DO THIS »
Pull out every line in the data that has the string "长河落日圆" in it.

[start]

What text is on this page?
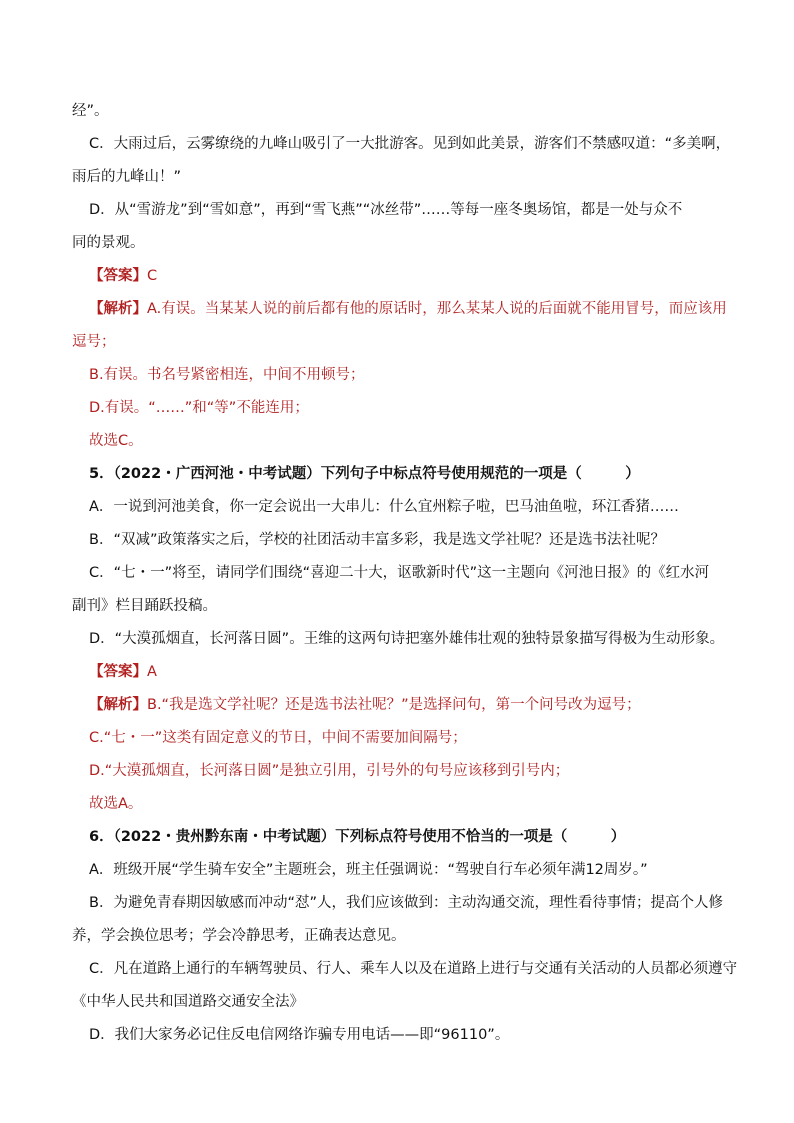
经”。
C．大雨过后，云雾缭绕的九峰山吸引了一大批游客。见到如此美景，游客们不禁感叹道：“多美啊，
雨后的九峰山！”
D．从“雪游龙”到“雪如意”，再到“雪飞燕”“冰丝带”……等每一座冬奥场馆，都是一处与众不
同的景观。
【答案】C
【解析】A.有误。当某某人说的前后都有他的原话时，那么某某人说的后面就不能用冒号，而应该用
逗号；
B.有误。书名号紧密相连，中间不用顿号；
D.有误。“……”和“等”不能连用；
故选C。
5．（2022・广西河池・中考试题）下列句子中标点符号使用规范的一项是（　　　）
A．一说到河池美食，你一定会说出一大串儿：什么宜州粽子啦，巴马油鱼啦，环江香猪……
B．“双减”政策落实之后，学校的社团活动丰富多彩，我是选文学社呢？还是选书法社呢？
C．“七・一”将至，请同学们围绕“喜迎二十大，讴歌新时代”这一主题向《河池日报》的《红水河
副刊》栏目踊跃投稿。
D．“大漠孤烟直，长河落日圆”。王维的这两句诗把塞外雄伟壮观的独特景象描写得极为生动形象。
【答案】A
【解析】B.“我是选文学社呢？还是选书法社呢？”是选择问句，第一个问号改为逗号；
C.“七・一”这类有固定意义的节日，中间不需要加间隔号；
D.“大漠孤烟直，长河落日圆”是独立引用，引号外的句号应该移到引号内；
故选A。
6．（2022・贵州黔东南・中考试题）下列标点符号使用不恰当的一项是（　　　）
A．班级开展“学生骑车安全”主题班会，班主任强调说：“驾驶自行车必须年满12周岁。”
B．为避免青春期因敏感而冲动“怼”人，我们应该做到：主动沟通交流，理性看待事情；提高个人修
养，学会换位思考；学会冷静思考，正确表达意见。
C．凡在道路上通行的车辆驾驶员、行人、乘车人以及在道路上进行与交通有关活动的人员都必须遵守
《中华人民共和国道路交通安全法》
D．我们大家务必记住反电信网络诈骗专用电话——即“96110”。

[end]

TASK RESULT »
D．“大漠孤烟直，长河落日圆”。王维的这两句诗把塞外雄伟壮观的独特景象描写得极为生动形象。
D.“大漠孤烟直，长河落日圆”是独立引用，引号外的句号应该移到引号内；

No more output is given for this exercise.